START

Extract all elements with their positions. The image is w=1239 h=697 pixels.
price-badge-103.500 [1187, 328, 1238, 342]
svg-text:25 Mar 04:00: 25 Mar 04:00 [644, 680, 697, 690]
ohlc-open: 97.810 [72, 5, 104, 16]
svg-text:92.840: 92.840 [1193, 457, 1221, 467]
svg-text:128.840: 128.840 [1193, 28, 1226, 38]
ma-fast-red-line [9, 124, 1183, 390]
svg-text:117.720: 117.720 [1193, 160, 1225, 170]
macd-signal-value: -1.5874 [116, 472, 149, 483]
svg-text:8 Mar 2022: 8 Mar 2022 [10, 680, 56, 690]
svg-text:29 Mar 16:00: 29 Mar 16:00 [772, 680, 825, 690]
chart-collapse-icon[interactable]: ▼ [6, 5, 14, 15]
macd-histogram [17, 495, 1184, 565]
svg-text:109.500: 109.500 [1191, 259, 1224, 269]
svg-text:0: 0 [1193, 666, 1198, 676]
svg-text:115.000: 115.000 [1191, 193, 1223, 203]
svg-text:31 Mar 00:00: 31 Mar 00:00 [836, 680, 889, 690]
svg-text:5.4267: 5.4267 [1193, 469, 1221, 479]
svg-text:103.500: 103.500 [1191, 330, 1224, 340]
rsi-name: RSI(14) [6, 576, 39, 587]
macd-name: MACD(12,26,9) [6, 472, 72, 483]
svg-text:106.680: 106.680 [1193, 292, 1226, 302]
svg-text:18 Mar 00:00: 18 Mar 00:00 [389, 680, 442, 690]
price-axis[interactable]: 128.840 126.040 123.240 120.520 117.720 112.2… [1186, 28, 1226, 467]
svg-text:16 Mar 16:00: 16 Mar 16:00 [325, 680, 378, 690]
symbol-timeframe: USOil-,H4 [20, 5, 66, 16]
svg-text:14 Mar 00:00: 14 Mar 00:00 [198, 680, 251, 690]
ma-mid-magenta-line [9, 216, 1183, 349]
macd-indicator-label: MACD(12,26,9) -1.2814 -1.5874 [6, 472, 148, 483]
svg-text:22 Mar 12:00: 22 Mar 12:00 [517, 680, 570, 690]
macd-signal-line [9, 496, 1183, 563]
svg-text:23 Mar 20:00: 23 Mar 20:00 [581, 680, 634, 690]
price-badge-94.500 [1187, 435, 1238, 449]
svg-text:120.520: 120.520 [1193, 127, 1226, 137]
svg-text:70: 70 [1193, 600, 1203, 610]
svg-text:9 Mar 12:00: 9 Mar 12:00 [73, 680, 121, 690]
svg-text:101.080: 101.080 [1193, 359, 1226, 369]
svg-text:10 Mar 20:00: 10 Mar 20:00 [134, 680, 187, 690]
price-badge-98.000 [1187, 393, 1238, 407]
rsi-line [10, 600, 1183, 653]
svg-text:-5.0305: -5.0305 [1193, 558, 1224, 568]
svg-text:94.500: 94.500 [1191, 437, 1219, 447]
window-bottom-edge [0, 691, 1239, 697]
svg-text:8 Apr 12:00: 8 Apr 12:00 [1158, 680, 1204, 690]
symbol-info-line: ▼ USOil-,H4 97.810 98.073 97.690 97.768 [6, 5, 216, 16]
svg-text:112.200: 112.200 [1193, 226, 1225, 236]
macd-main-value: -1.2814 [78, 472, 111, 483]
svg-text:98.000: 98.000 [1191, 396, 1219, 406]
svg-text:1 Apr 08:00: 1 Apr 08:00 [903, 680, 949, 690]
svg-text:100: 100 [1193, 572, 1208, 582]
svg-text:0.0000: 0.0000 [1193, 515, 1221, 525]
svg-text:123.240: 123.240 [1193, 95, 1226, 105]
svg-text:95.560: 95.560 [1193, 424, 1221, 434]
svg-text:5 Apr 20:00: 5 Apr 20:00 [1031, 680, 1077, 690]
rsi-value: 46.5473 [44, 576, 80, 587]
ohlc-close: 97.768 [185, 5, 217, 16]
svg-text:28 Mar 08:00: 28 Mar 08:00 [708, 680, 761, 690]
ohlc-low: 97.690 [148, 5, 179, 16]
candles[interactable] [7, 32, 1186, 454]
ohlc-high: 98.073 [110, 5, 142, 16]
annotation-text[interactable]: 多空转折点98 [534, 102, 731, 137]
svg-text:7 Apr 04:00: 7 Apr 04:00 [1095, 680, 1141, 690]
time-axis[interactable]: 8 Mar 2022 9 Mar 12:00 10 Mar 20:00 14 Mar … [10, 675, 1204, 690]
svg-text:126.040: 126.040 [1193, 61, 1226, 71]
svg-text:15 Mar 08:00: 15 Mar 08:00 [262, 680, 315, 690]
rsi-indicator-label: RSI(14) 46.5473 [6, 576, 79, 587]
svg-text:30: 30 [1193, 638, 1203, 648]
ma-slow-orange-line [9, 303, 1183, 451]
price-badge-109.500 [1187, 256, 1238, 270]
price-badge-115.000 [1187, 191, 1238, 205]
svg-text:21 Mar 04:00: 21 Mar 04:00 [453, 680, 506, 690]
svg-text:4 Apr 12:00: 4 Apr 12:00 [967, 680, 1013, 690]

END

▶ _Requirements_
Render every line of the records above as a JSON list of strings, one string per line, and leave out any blank lines.

▶ _Problem solution_
[
  "Extract all elements with their positions. The image is w=1239 h=697 pixels.",
  "price-badge-103.500 [1187, 328, 1238, 342]",
  "svg-text:25 Mar 04:00: 25 Mar 04:00 [644, 680, 697, 690]",
  "ohlc-open: 97.810 [72, 5, 104, 16]",
  "svg-text:92.840: 92.840 [1193, 457, 1221, 467]",
  "svg-text:128.840: 128.840 [1193, 28, 1226, 38]",
  "ma-fast-red-line [9, 124, 1183, 390]",
  "svg-text:117.720: 117.720 [1193, 160, 1225, 170]",
  "macd-signal-value: -1.5874 [116, 472, 149, 483]",
  "svg-text:8 Mar 2022: 8 Mar 2022 [10, 680, 56, 690]",
  "svg-text:29 Mar 16:00: 29 Mar 16:00 [772, 680, 825, 690]",
  "chart-collapse-icon[interactable]: ▼ [6, 5, 14, 15]",
  "macd-histogram [17, 495, 1184, 565]",
  "svg-text:109.500: 109.500 [1191, 259, 1224, 269]",
  "svg-text:0: 0 [1193, 666, 1198, 676]",
  "svg-text:115.000: 115.000 [1191, 193, 1223, 203]",
  "svg-text:31 Mar 00:00: 31 Mar 00:00 [836, 680, 889, 690]",
  "svg-text:5.4267: 5.4267 [1193, 469, 1221, 479]",
  "svg-text:103.500: 103.500 [1191, 330, 1224, 340]",
  "rsi-name: RSI(14) [6, 576, 39, 587]",
  "macd-name: MACD(12,26,9) [6, 472, 72, 483]",
  "svg-text:106.680: 106.680 [1193, 292, 1226, 302]",
  "svg-text:18 Mar 00:00: 18 Mar 00:00 [389, 680, 442, 690]",
  "price-axis[interactable]: 128.840 126.040 123.240 120.520 117.720 112.2… [1186, 28, 1226, 467]",
  "svg-text:16 Mar 16:00: 16 Mar 16:00 [325, 680, 378, 690]",
  "symbol-timeframe: USOil-,H4 [20, 5, 66, 16]",
  "svg-text:14 Mar 00:00: 14 Mar 00:00 [198, 680, 251, 690]",
  "ma-mid-magenta-line [9, 216, 1183, 349]",
  "macd-indicator-label: MACD(12,26,9) -1.2814 -1.5874 [6, 472, 148, 483]",
  "svg-text:22 Mar 12:00: 22 Mar 12:00 [517, 680, 570, 690]",
  "macd-signal-line [9, 496, 1183, 563]",
  "svg-text:23 Mar 20:00: 23 Mar 20:00 [581, 680, 634, 690]",
  "price-badge-94.500 [1187, 435, 1238, 449]",
  "svg-text:120.520: 120.520 [1193, 127, 1226, 137]",
  "svg-text:70: 70 [1193, 600, 1203, 610]",
  "svg-text:9 Mar 12:00: 9 Mar 12:00 [73, 680, 121, 690]",
  "svg-text:101.080: 101.080 [1193, 359, 1226, 369]",
  "svg-text:10 Mar 20:00: 10 Mar 20:00 [134, 680, 187, 690]",
  "price-badge-98.000 [1187, 393, 1238, 407]",
  "rsi-line [10, 600, 1183, 653]",
  "svg-text:-5.0305: -5.0305 [1193, 558, 1224, 568]",
  "svg-text:94.500: 94.500 [1191, 437, 1219, 447]",
  "window-bottom-edge [0, 691, 1239, 697]",
  "svg-text:8 Apr 12:00: 8 Apr 12:00 [1158, 680, 1204, 690]",
  "symbol-info-line: ▼ USOil-,H4 97.810 98.073 97.690 97.768 [6, 5, 216, 16]",
  "svg-text:112.200: 112.200 [1193, 226, 1225, 236]",
  "macd-main-value: -1.2814 [78, 472, 111, 483]",
  "svg-text:98.000: 98.000 [1191, 396, 1219, 406]",
  "svg-text:1 Apr 08:00: 1 Apr 08:00 [903, 680, 949, 690]",
  "svg-text:100: 100 [1193, 572, 1208, 582]",
  "svg-text:0.0000: 0.0000 [1193, 515, 1221, 525]",
  "svg-text:123.240: 123.240 [1193, 95, 1226, 105]",
  "svg-text:95.560: 95.560 [1193, 424, 1221, 434]",
  "svg-text:5 Apr 20:00: 5 Apr 20:00 [1031, 680, 1077, 690]",
  "rsi-value: 46.5473 [44, 576, 80, 587]",
  "ohlc-close: 97.768 [185, 5, 217, 16]",
  "svg-text:28 Mar 08:00: 28 Mar 08:00 [708, 680, 761, 690]",
  "ohlc-low: 97.690 [148, 5, 179, 16]",
  "candles[interactable] [7, 32, 1186, 454]",
  "ohlc-high: 98.073 [110, 5, 142, 16]",
  "annotation-text[interactable]: 多空转折点98 [534, 102, 731, 137]",
  "svg-text:7 Apr 04:00: 7 Apr 04:00 [1095, 680, 1141, 690]",
  "time-axis[interactable]: 8 Mar 2022 9 Mar 12:00 10 Mar 20:00 14 Mar … [10, 675, 1204, 690]",
  "svg-text:126.040: 126.040 [1193, 61, 1226, 71]",
  "svg-text:15 Mar 08:00: 15 Mar 08:00 [262, 680, 315, 690]",
  "rsi-indicator-label: RSI(14) 46.5473 [6, 576, 79, 587]",
  "svg-text:30: 30 [1193, 638, 1203, 648]",
  "ma-slow-orange-line [9, 303, 1183, 451]",
  "price-badge-109.500 [1187, 256, 1238, 270]",
  "price-badge-115.000 [1187, 191, 1238, 205]",
  "svg-text:21 Mar 04:00: 21 Mar 04:00 [453, 680, 506, 690]",
  "svg-text:4 Apr 12:00: 4 Apr 12:00 [967, 680, 1013, 690]"
]